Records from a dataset

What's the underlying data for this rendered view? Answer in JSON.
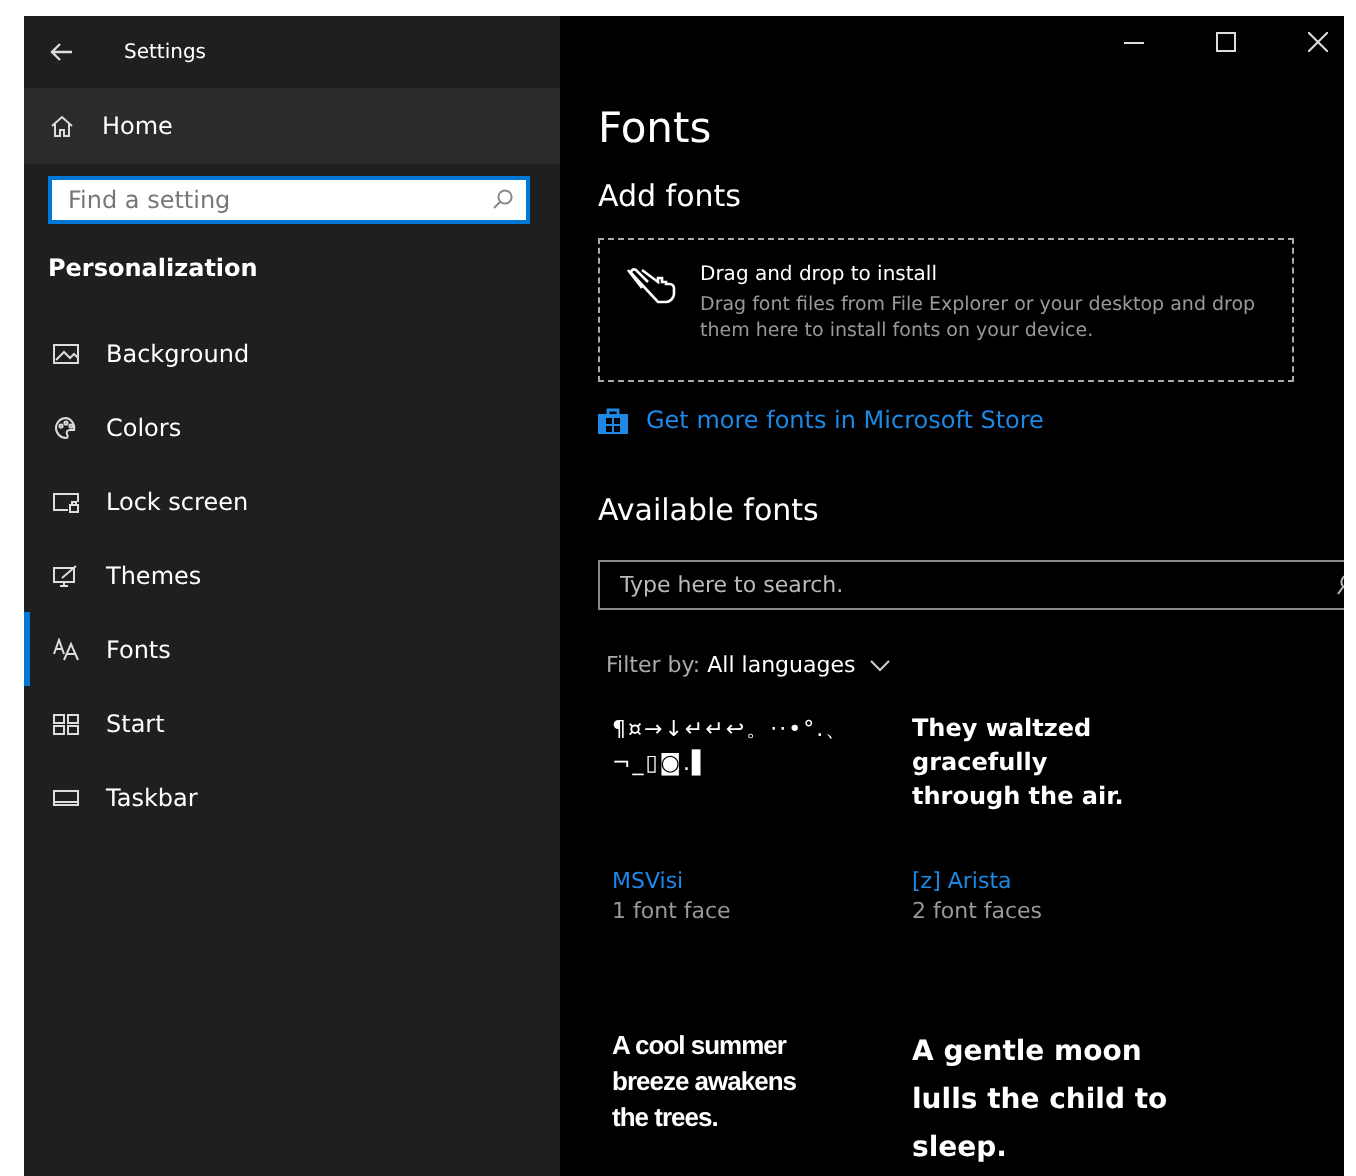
{
  "window": {
    "title": "Settings"
  },
  "sidebar": {
    "home": "Home",
    "search": {
      "placeholder": "Find a setting"
    },
    "section": "Personalization",
    "items": [
      {
        "label": "Background",
        "kind": "background",
        "selected": false
      },
      {
        "label": "Colors",
        "kind": "colors",
        "selected": false
      },
      {
        "label": "Lock screen",
        "kind": "lock",
        "selected": false
      },
      {
        "label": "Themes",
        "kind": "themes",
        "selected": false
      },
      {
        "label": "Fonts",
        "kind": "fonts",
        "selected": true
      },
      {
        "label": "Start",
        "kind": "start",
        "selected": false
      },
      {
        "label": "Taskbar",
        "kind": "taskbar",
        "selected": false
      }
    ]
  },
  "page": {
    "title": "Fonts",
    "add_heading": "Add fonts",
    "drop": {
      "title": "Drag and drop to install",
      "text": "Drag font files from File Explorer or your desktop and drop them here to install fonts on your device."
    },
    "store_link": "Get more fonts in Microsoft Store",
    "available_heading": "Available fonts",
    "search": {
      "placeholder": "Type here to search."
    },
    "filter": {
      "label": "Filter by:",
      "value": "All languages"
    },
    "fonts": [
      {
        "sample": "¶¤→↓↵↵↩。··•°.、 ¬_▯◙.▌",
        "kind": "symbol",
        "name": "MSVisi",
        "faces": "1 font face"
      },
      {
        "sample": "They waltzed gracefully through the air.",
        "kind": "rounded",
        "name": "[z] Arista",
        "faces": "2 font faces"
      },
      {
        "sample": "A cool summer breeze awakens the trees.",
        "kind": "heavy"
      },
      {
        "sample": "A gentle moon lulls the child to sleep.",
        "kind": "wide"
      }
    ]
  }
}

◆ YOUR INSTRUCTIONS ◆
Leave out the pictures and repeat everything else in the records exactly.

◆ RESPONSE TO THIS EXERCISE ◆
What's the underlying data for this rendered view? Answer in JSON.
{
  "window": {
    "title": "Settings"
  },
  "sidebar": {
    "home": "Home",
    "search": {
      "placeholder": "Find a setting"
    },
    "section": "Personalization",
    "items": [
      {
        "label": "Background",
        "kind": "background",
        "selected": false
      },
      {
        "label": "Colors",
        "kind": "colors",
        "selected": false
      },
      {
        "label": "Lock screen",
        "kind": "lock",
        "selected": false
      },
      {
        "label": "Themes",
        "kind": "themes",
        "selected": false
      },
      {
        "label": "Fonts",
        "kind": "fonts",
        "selected": true
      },
      {
        "label": "Start",
        "kind": "start",
        "selected": false
      },
      {
        "label": "Taskbar",
        "kind": "taskbar",
        "selected": false
      }
    ]
  },
  "page": {
    "title": "Fonts",
    "add_heading": "Add fonts",
    "drop": {
      "title": "Drag and drop to install",
      "text": "Drag font files from File Explorer or your desktop and drop them here to install fonts on your device."
    },
    "store_link": "Get more fonts in Microsoft Store",
    "available_heading": "Available fonts",
    "search": {
      "placeholder": "Type here to search."
    },
    "filter": {
      "label": "Filter by:",
      "value": "All languages"
    },
    "fonts": [
      {
        "sample": "¶¤→↓↵↵↩。··•°.、 ¬_▯◙.▌",
        "kind": "symbol",
        "name": "MSVisi",
        "faces": "1 font face"
      },
      {
        "sample": "They waltzed gracefully through the air.",
        "kind": "rounded",
        "name": "[z] Arista",
        "faces": "2 font faces"
      },
      {
        "sample": "A cool summer breeze awakens the trees.",
        "kind": "heavy"
      },
      {
        "sample": "A gentle moon lulls the child to sleep.",
        "kind": "wide"
      }
    ]
  }
}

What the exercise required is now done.